Copy out the listing exactly.

======== ENTRIES SUPPLIED

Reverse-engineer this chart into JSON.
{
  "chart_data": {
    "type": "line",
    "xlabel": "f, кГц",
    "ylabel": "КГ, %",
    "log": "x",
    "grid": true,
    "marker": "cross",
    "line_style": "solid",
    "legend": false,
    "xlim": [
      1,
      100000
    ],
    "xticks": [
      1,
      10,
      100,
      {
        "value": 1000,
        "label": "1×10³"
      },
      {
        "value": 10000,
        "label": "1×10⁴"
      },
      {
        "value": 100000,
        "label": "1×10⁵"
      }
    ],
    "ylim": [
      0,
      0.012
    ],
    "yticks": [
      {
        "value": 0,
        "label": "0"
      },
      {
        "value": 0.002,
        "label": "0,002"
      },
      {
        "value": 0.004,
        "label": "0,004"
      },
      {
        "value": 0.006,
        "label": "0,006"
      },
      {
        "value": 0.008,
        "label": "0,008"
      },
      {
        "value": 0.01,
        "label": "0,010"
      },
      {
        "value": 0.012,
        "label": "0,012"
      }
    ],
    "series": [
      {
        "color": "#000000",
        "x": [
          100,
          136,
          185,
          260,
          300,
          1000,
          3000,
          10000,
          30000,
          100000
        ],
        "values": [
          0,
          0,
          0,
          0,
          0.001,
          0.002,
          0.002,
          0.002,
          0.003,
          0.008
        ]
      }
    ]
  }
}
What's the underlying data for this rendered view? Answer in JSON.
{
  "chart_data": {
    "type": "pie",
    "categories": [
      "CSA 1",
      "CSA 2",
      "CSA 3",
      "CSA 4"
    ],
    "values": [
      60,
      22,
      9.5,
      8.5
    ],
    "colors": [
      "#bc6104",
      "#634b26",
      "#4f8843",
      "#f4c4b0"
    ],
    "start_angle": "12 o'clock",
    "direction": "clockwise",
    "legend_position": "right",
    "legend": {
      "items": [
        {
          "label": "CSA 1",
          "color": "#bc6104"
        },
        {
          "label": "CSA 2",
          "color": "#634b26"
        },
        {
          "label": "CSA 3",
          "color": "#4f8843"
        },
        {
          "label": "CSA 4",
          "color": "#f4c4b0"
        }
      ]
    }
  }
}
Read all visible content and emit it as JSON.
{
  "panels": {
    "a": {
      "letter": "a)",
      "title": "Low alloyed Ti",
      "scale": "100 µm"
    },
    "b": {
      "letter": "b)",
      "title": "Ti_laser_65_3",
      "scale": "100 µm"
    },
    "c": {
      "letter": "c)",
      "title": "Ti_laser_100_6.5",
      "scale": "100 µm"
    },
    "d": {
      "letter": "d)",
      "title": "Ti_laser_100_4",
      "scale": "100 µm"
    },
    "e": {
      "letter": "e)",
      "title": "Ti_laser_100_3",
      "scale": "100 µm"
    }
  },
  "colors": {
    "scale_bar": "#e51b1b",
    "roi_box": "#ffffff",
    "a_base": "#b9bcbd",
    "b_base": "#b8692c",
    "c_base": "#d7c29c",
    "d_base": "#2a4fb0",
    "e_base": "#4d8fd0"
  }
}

================

● **EXERCISE SOLUTION**:
Reverse-engineer this chart into JSON.
{
  "chart_data": {
    "type": "line",
    "xlabel": "f, кГц",
    "ylabel": "КГ, %",
    "log": "x",
    "grid": true,
    "marker": "cross",
    "line_style": "solid",
    "legend": false,
    "xlim": [
      1,
      100000
    ],
    "xticks": [
      1,
      10,
      100,
      {
        "value": 1000,
        "label": "1×10³"
      },
      {
        "value": 10000,
        "label": "1×10⁴"
      },
      {
        "value": 100000,
        "label": "1×10⁵"
      }
    ],
    "ylim": [
      0,
      0.012
    ],
    "yticks": [
      {
        "value": 0,
        "label": "0"
      },
      {
        "value": 0.002,
        "label": "0,002"
      },
      {
        "value": 0.004,
        "label": "0,004"
      },
      {
        "value": 0.006,
        "label": "0,006"
      },
      {
        "value": 0.008,
        "label": "0,008"
      },
      {
        "value": 0.01,
        "label": "0,010"
      },
      {
        "value": 0.012,
        "label": "0,012"
      }
    ],
    "series": [
      {
        "color": "#000000",
        "x": [
          100,
          136,
          185,
          260,
          300,
          1000,
          3000,
          10000,
          30000,
          100000
        ],
        "values": [
          0,
          0,
          0,
          0,
          0.001,
          0.002,
          0.002,
          0.002,
          0.003,
          0.008
        ]
      }
    ]
  }
}
What's the underlying data for this rendered view? Answer in JSON.
{
  "chart_data": {
    "type": "pie",
    "categories": [
      "CSA 1",
      "CSA 2",
      "CSA 3",
      "CSA 4"
    ],
    "values": [
      60,
      22,
      9.5,
      8.5
    ],
    "colors": [
      "#bc6104",
      "#634b26",
      "#4f8843",
      "#f4c4b0"
    ],
    "start_angle": "12 o'clock",
    "direction": "clockwise",
    "legend_position": "right",
    "legend": {
      "items": [
        {
          "label": "CSA 1",
          "color": "#bc6104"
        },
        {
          "label": "CSA 2",
          "color": "#634b26"
        },
        {
          "label": "CSA 3",
          "color": "#4f8843"
        },
        {
          "label": "CSA 4",
          "color": "#f4c4b0"
        }
      ]
    }
  }
}
Read all visible content and emit it as JSON.
{
  "panels": {
    "a": {
      "letter": "a)",
      "title": "Low alloyed Ti",
      "scale": "100 µm"
    },
    "b": {
      "letter": "b)",
      "title": "Ti_laser_65_3",
      "scale": "100 µm"
    },
    "c": {
      "letter": "c)",
      "title": "Ti_laser_100_6.5",
      "scale": "100 µm"
    },
    "d": {
      "letter": "d)",
      "title": "Ti_laser_100_4",
      "scale": "100 µm"
    },
    "e": {
      "letter": "e)",
      "title": "Ti_laser_100_3",
      "scale": "100 µm"
    }
  },
  "colors": {
    "scale_bar": "#e51b1b",
    "roi_box": "#ffffff",
    "a_base": "#b9bcbd",
    "b_base": "#b8692c",
    "c_base": "#d7c29c",
    "d_base": "#2a4fb0",
    "e_base": "#4d8fd0"
  }
}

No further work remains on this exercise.